◆ **Job A**
In the book review below, rewrite the passage starting with "In his wonderfully" and going on through "approach than that.", changing "monograph" to "book".

March 27, 2025
By Julian G. Waller
American Heretics: Religious Adversaries of Liberal Order, by Jerome Copulsky. Yale University Press, 384 pp., $40.00.
Liberalism, postliberalism, illiberalism, anti-liberalism. Christian nationalism, American nationalism, protectionism, national-conservatism, integralism, accelerationism, neoreaction, fascism. Far right, hard right, tech right, trad right, New Right. MAGA, MAHA, Musk. The current era of discontented ideological flux in America is replete with ‘isms’ and broad labels taken from academia, introduced by entrepreneurial thinkers themselves, or emerging from the bubbling churn of borderline schizophrenic online discourse. Sometimes these labels are assigned carefully by thoughtful interlocutors, but just as often tossed around with frustratingly free-wheeling abandon. Every month a new longform article or even book-length treatment on yet another ideological flavor of discontent with the sociopolitical status quo surfaces.
Yet for all the ever-expanding descriptive vastness of tantalizing (and scandalizing) summaries of strange new ideas, one is often left with a perverse sense of unfulfillment. What exactly are we talking about, and why? What lies at the core of this discontent? How can we understand it? How new – or old – is it really? And how exactly should we think about any one of the many, many projects – these scary or previously unfamiliar ‘isms’ – seeking to overturn the current social orders that a surprisingly large number of Americans today seem so impassioned against?
In his wonderfully erudite and happily atheoretical new monograph, American Heretics: Religious Adversaries of Liberal Order, Jerome Copulsky provides an important contribution to these swirling meta-debates and contextualizes contemporary ideational currents in a unique and pleasingly balanced way. In doing so, he manages to (mostly) avoid wading directly into these discussions directly. The words that introduced this review are largely absent from this text – Copulsky is much richer in approach than that.

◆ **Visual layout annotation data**
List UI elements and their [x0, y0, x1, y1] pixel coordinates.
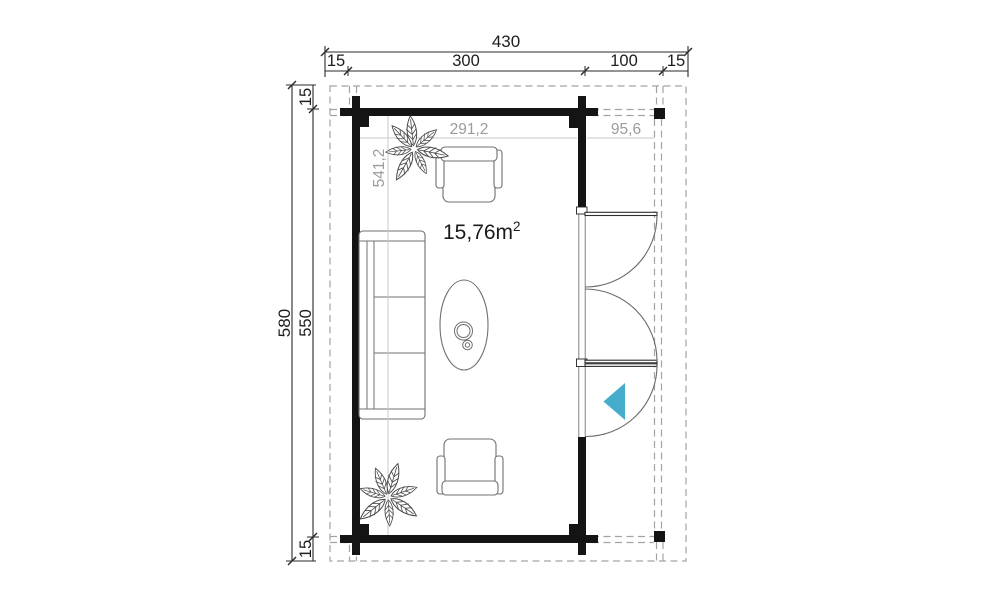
floor-plan-canvas: 430 15 300 100 15 580 15 550 15	[0, 0, 1000, 600]
dim-total-width-label: 430	[492, 32, 520, 51]
floor-area-value: 15,76m	[443, 221, 513, 244]
coffee-table	[440, 280, 488, 370]
floor-area-superscript: 2	[513, 219, 521, 234]
dimension-top-segments: 15 300 100 15	[325, 52, 688, 76]
floor-plan-page: 430 15 300 100 15 580 15 550 15	[0, 0, 1000, 600]
armchair-bottom	[437, 439, 503, 495]
doors	[577, 207, 658, 437]
dim-right-overhang-top-label: 15	[667, 52, 685, 70]
porch-post-top	[654, 108, 665, 119]
plant-bottom-left-icon	[357, 462, 419, 526]
dim-left-overhang-top-label: 15	[327, 52, 345, 70]
wall-bottom	[352, 535, 586, 543]
dim-porch-width-label: 100	[610, 52, 638, 70]
double-door	[585, 212, 657, 363]
dim-total-depth-label: 580	[275, 309, 294, 337]
entrance-arrow-icon	[604, 383, 626, 420]
dim-porch-depth-label: 95,6	[611, 121, 641, 138]
porch-post-bottom	[654, 531, 665, 542]
dim-room-width-label: 300	[452, 52, 480, 70]
wall-top	[352, 108, 586, 116]
dim-inner-depth-label: 550	[297, 309, 315, 337]
dim-interior-depth-label: 541,2	[371, 149, 388, 188]
dim-bottom-overhang-label: 15	[297, 540, 315, 558]
dim-top-overhang-label: 15	[297, 88, 315, 106]
sofa	[359, 231, 425, 419]
dim-interior-width-label: 291,2	[450, 121, 489, 138]
floor-area-label: 15,76m2	[443, 219, 521, 244]
dimension-left-segments: 15 550 15	[297, 85, 319, 561]
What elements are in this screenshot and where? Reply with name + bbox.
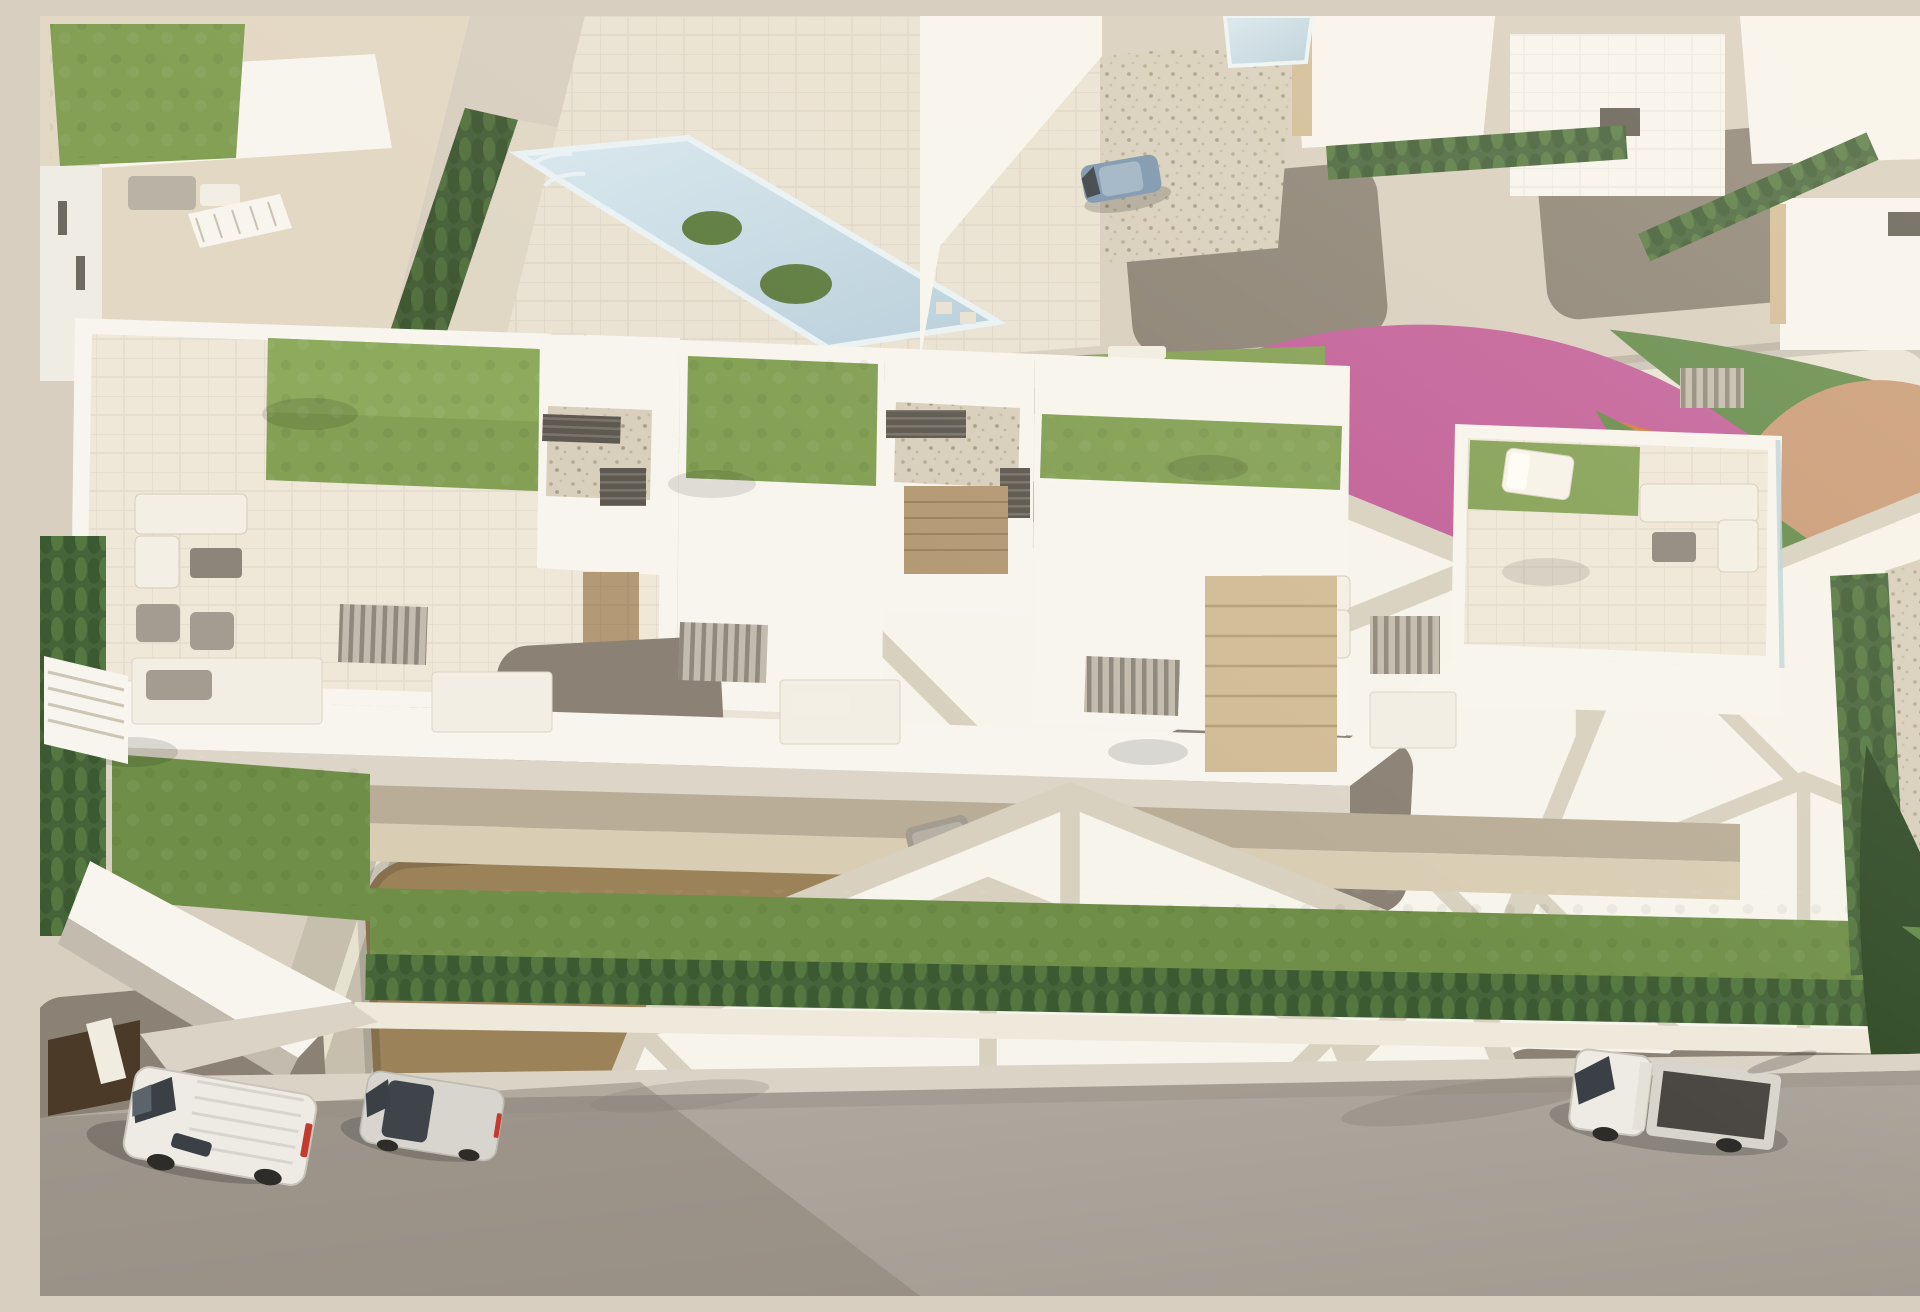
sunlight-overlay	[40, 16, 1920, 1296]
aerial-render	[40, 16, 1920, 1296]
render-canvas	[40, 16, 1920, 1296]
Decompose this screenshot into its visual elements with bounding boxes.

◆ **Job B**
Reproduce the listing above, unaltered, starting with the line with "floor-plan-canvas: 430 15" and going on through the line with "dimension-top-segments: 15 300".

◆ **Final answer A**
In his wonderfully erudite and happily atheoretical new book, American Heretics: Religious Adversaries of Liberal Order, Jerome Copulsky provides an important contribution to these swirling meta-debates and contextualizes contemporary ideational currents in a unique and pleasingly balanced way. In doing so, he manages to (mostly) avoid wading directly into these discussions directly. The words that introduced this review are largely absent from this text – Copulsky is much richer in approach than that.

◆ **Final answer B**
floor-plan-canvas: 430 15 300 100 15 580 15 550 15	[0, 0, 1000, 600]
dim-total-width-label: 430	[492, 32, 520, 51]
floor-area-value: 15,76m	[443, 221, 513, 244]
coffee-table	[440, 280, 488, 370]
floor-area-superscript: 2	[513, 219, 521, 234]
dimension-top-segments: 15 300 100 15	[325, 52, 688, 76]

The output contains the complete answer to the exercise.